**Your task**
In the entries below, find each line with the string "nucleosomas" and copy it.

Text content records for pages:
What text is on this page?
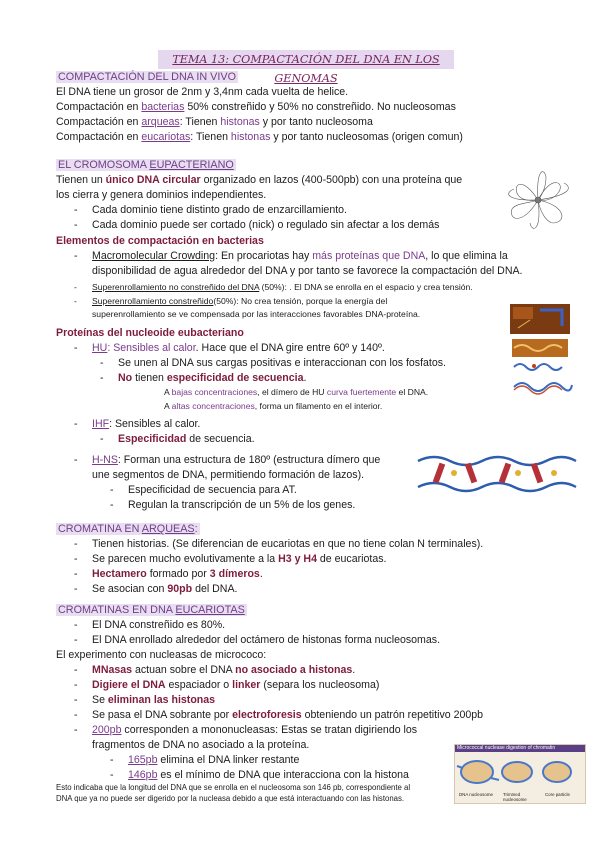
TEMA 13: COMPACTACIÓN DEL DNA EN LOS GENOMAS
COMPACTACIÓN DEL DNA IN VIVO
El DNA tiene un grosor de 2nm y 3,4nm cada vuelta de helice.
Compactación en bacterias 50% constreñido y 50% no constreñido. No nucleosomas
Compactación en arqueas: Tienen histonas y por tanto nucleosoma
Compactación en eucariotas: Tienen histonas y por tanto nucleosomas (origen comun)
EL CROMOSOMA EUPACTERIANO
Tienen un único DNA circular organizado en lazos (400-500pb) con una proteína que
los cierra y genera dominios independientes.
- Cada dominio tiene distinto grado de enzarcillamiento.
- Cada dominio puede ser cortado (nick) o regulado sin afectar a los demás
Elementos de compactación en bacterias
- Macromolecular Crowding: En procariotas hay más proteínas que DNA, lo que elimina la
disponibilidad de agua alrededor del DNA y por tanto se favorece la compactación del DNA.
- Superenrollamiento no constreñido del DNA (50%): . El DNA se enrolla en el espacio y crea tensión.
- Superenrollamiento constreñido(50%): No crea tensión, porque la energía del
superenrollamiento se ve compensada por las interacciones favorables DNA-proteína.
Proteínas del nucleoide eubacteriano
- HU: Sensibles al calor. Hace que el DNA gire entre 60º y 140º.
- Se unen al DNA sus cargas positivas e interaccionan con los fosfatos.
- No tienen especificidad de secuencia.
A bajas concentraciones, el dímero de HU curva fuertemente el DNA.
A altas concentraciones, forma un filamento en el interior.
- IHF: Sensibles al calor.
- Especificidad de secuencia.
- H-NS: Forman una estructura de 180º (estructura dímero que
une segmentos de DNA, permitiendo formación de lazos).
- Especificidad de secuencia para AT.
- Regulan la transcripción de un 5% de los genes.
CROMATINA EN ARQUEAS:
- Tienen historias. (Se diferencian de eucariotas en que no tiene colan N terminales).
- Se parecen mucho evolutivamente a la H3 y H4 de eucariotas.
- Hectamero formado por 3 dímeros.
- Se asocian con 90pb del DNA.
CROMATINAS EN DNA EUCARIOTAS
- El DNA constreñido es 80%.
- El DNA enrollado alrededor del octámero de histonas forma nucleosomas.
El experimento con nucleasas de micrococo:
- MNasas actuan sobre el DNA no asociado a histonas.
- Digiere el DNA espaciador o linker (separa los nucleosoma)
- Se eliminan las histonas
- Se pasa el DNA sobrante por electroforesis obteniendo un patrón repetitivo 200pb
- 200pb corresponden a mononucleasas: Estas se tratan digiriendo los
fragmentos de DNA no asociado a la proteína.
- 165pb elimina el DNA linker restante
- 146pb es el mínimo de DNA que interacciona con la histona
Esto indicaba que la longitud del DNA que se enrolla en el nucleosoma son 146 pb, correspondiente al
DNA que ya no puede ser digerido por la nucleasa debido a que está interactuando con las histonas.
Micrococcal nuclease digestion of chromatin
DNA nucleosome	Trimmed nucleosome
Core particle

--

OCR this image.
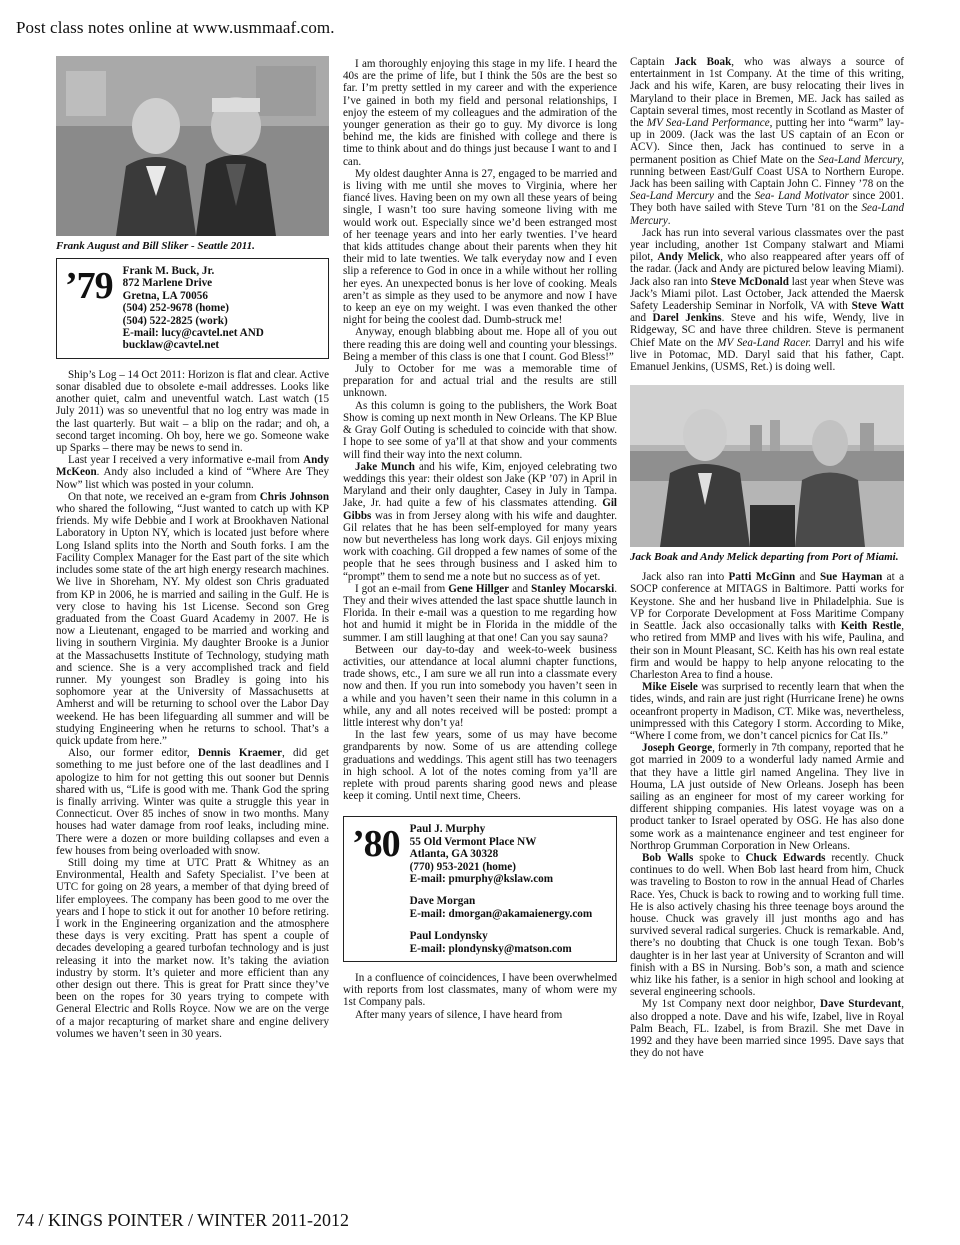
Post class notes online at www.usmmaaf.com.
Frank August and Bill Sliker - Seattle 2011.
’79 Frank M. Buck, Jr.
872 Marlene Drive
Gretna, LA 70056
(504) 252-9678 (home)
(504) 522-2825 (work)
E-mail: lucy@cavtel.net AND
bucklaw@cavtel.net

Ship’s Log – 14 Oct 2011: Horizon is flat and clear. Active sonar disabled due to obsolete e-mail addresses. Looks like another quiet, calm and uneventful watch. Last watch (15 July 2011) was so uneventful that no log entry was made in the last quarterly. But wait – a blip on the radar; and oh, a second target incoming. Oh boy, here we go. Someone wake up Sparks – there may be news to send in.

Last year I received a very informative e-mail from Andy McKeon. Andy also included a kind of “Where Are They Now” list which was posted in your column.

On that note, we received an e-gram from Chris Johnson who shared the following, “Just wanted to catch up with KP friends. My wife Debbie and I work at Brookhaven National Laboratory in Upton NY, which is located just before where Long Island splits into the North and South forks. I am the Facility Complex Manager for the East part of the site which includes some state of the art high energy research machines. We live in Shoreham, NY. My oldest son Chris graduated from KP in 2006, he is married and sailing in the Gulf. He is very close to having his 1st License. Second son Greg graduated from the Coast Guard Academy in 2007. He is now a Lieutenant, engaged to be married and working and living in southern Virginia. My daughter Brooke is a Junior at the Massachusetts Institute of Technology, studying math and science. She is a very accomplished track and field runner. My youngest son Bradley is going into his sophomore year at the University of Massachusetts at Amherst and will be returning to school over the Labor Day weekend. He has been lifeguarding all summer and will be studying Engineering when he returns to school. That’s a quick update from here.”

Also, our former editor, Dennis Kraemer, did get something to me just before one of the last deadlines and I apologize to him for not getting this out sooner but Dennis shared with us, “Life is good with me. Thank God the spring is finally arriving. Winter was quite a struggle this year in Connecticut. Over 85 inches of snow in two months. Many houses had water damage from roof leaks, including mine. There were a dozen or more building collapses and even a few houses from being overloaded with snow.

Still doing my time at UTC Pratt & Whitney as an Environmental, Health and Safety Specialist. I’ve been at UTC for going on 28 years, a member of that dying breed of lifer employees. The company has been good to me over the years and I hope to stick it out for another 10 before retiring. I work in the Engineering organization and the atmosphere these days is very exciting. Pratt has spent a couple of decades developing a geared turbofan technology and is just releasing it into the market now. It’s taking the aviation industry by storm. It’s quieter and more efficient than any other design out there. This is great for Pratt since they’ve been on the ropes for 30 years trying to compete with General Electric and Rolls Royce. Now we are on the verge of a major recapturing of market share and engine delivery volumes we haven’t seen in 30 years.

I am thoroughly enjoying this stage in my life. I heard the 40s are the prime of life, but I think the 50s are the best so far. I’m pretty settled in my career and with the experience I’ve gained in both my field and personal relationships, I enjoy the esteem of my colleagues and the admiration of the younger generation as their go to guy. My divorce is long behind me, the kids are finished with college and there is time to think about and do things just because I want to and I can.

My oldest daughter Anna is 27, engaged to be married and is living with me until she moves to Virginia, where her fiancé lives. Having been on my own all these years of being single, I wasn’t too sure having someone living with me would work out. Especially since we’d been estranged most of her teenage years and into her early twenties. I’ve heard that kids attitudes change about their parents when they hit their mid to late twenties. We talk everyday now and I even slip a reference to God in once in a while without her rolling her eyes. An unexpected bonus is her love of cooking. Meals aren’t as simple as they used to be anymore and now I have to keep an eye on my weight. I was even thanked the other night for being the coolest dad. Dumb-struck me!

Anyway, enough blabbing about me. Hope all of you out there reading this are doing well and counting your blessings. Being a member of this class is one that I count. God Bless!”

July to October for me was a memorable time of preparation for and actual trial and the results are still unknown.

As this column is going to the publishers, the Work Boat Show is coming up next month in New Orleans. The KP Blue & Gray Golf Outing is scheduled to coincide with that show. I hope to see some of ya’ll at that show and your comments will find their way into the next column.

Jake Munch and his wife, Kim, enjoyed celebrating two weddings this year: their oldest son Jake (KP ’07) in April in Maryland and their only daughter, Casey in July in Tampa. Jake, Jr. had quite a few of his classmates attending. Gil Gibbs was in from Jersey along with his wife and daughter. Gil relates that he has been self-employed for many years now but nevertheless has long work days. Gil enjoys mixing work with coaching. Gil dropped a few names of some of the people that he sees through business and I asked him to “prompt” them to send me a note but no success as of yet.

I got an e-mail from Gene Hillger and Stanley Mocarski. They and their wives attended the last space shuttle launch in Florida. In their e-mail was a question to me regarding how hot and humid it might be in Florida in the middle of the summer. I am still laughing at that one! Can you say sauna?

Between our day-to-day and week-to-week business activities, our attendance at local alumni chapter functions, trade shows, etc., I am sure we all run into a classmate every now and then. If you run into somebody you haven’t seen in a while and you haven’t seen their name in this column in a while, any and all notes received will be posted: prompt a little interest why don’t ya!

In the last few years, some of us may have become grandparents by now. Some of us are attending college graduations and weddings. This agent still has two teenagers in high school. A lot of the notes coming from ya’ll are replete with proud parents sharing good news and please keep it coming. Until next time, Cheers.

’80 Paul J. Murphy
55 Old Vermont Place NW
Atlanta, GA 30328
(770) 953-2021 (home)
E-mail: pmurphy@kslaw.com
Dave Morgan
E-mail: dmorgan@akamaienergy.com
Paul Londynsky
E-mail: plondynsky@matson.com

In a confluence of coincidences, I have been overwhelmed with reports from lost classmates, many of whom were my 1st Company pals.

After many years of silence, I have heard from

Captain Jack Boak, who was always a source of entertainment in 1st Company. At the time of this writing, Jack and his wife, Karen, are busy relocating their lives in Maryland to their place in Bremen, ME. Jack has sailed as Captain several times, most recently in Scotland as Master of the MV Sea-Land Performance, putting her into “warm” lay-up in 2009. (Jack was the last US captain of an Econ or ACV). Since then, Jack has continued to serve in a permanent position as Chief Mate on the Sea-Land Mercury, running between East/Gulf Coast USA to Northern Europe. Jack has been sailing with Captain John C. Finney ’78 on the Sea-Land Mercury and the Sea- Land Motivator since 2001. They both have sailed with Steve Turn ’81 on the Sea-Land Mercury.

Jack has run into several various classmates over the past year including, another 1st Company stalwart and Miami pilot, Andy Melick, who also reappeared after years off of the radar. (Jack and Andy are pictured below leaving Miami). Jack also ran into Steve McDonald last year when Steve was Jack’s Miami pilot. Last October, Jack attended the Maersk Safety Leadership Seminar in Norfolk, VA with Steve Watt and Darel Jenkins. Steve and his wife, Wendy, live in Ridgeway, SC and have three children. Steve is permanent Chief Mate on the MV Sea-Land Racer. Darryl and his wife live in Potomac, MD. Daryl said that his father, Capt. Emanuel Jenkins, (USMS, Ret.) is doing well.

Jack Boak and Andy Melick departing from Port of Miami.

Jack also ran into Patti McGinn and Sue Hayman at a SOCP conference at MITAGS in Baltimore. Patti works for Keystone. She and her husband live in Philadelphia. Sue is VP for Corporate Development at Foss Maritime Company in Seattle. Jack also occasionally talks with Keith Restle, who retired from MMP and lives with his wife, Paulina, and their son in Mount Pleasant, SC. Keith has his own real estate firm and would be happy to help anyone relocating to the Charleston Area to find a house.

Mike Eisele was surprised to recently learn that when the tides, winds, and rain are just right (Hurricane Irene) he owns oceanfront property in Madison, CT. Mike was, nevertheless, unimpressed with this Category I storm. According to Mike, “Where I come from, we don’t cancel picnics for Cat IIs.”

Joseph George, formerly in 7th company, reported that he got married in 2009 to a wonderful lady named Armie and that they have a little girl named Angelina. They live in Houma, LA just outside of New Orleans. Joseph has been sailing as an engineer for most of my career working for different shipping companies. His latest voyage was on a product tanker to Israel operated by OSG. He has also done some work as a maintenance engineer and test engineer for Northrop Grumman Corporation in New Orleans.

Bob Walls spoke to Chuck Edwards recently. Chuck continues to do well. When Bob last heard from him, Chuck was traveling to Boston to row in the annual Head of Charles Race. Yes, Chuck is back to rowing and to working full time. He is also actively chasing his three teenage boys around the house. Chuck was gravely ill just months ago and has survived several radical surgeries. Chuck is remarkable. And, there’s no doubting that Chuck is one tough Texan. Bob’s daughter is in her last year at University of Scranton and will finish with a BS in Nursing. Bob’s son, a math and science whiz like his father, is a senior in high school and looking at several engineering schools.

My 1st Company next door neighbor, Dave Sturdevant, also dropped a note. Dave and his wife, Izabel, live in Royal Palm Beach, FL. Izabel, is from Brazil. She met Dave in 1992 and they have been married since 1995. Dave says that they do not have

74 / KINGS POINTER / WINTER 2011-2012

**Response to this exercise**
Compactación en bacterias 50% constreñido y 50% no constreñido. No nucleosomas
Compactación en eucariotas: Tienen histonas y por tanto nucleosomas (origen comun)
- El DNA enrollado alrededor del octámero de histonas forma nucleosomas.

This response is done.